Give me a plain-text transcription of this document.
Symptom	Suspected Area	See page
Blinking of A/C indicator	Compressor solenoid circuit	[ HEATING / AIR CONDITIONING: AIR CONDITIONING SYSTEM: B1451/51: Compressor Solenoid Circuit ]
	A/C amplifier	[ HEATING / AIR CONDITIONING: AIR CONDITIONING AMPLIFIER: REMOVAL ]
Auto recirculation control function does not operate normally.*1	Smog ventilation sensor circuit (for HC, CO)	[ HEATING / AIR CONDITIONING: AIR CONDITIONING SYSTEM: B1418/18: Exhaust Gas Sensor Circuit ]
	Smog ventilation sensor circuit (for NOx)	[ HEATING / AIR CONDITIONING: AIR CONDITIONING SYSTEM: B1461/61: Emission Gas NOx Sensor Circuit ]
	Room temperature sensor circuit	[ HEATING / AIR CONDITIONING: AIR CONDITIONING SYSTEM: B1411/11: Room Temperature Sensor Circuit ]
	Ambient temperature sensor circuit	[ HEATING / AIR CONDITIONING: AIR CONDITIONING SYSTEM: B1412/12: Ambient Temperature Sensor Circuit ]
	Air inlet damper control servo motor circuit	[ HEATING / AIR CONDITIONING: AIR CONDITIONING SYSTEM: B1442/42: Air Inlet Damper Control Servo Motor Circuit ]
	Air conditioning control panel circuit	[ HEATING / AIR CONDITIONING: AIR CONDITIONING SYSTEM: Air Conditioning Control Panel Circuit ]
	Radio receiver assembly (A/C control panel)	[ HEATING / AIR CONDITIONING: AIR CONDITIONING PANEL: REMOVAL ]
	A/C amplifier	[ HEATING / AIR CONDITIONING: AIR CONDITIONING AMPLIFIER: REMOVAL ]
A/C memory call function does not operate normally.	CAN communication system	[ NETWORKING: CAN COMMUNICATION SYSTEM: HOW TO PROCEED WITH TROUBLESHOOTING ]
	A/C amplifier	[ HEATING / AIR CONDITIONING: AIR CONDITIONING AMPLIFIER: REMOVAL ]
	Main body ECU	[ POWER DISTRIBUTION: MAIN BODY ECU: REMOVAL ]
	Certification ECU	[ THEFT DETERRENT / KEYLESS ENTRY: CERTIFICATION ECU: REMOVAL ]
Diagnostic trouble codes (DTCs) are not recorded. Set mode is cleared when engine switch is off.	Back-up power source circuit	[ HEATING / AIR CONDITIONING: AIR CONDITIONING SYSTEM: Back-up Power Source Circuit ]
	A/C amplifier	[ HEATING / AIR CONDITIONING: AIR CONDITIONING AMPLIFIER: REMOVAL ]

_Required task_: Exactly reproduce every line found in the records.

_Result for this exercise_:
Give me a plain-text transcription of this document.
Symptom	Suspected Area	See page
Blinking of A/C indicator	Compressor solenoid circuit	[ HEATING / AIR CONDITIONING: AIR CONDITIONING SYSTEM: B1451/51: Compressor Solenoid Circuit ]
	A/C amplifier	[ HEATING / AIR CONDITIONING: AIR CONDITIONING AMPLIFIER: REMOVAL ]
Auto recirculation control function does not operate normally.*1	Smog ventilation sensor circuit (for HC, CO)	[ HEATING / AIR CONDITIONING: AIR CONDITIONING SYSTEM: B1418/18: Exhaust Gas Sensor Circuit ]
	Smog ventilation sensor circuit (for NOx)	[ HEATING / AIR CONDITIONING: AIR CONDITIONING SYSTEM: B1461/61: Emission Gas NOx Sensor Circuit ]
	Room temperature sensor circuit	[ HEATING / AIR CONDITIONING: AIR CONDITIONING SYSTEM: B1411/11: Room Temperature Sensor Circuit ]
	Ambient temperature sensor circuit	[ HEATING / AIR CONDITIONING: AIR CONDITIONING SYSTEM: B1412/12: Ambient Temperature Sensor Circuit ]
	Air inlet damper control servo motor circuit	[ HEATING / AIR CONDITIONING: AIR CONDITIONING SYSTEM: B1442/42: Air Inlet Damper Control Servo Motor Circuit ]
	Air conditioning control panel circuit	[ HEATING / AIR CONDITIONING: AIR CONDITIONING SYSTEM: Air Conditioning Control Panel Circuit ]
	Radio receiver assembly (A/C control panel)	[ HEATING / AIR CONDITIONING: AIR CONDITIONING PANEL: REMOVAL ]
	A/C amplifier	[ HEATING / AIR CONDITIONING: AIR CONDITIONING AMPLIFIER: REMOVAL ]
A/C memory call function does not operate normally.	CAN communication system	[ NETWORKING: CAN COMMUNICATION SYSTEM: HOW TO PROCEED WITH TROUBLESHOOTING ]
	A/C amplifier	[ HEATING / AIR CONDITIONING: AIR CONDITIONING AMPLIFIER: REMOVAL ]
	Main body ECU	[ POWER DISTRIBUTION: MAIN BODY ECU: REMOVAL ]
	Certification ECU	[ THEFT DETERRENT / KEYLESS ENTRY: CERTIFICATION ECU: REMOVAL ]
Diagnostic trouble codes (DTCs) are not recorded. Set mode is cleared when engine switch is off.	Back-up power source circuit	[ HEATING / AIR CONDITIONING: AIR CONDITIONING SYSTEM: Back-up Power Source Circuit ]
	A/C amplifier	[ HEATING / AIR CONDITIONING: AIR CONDITIONING AMPLIFIER: REMOVAL ]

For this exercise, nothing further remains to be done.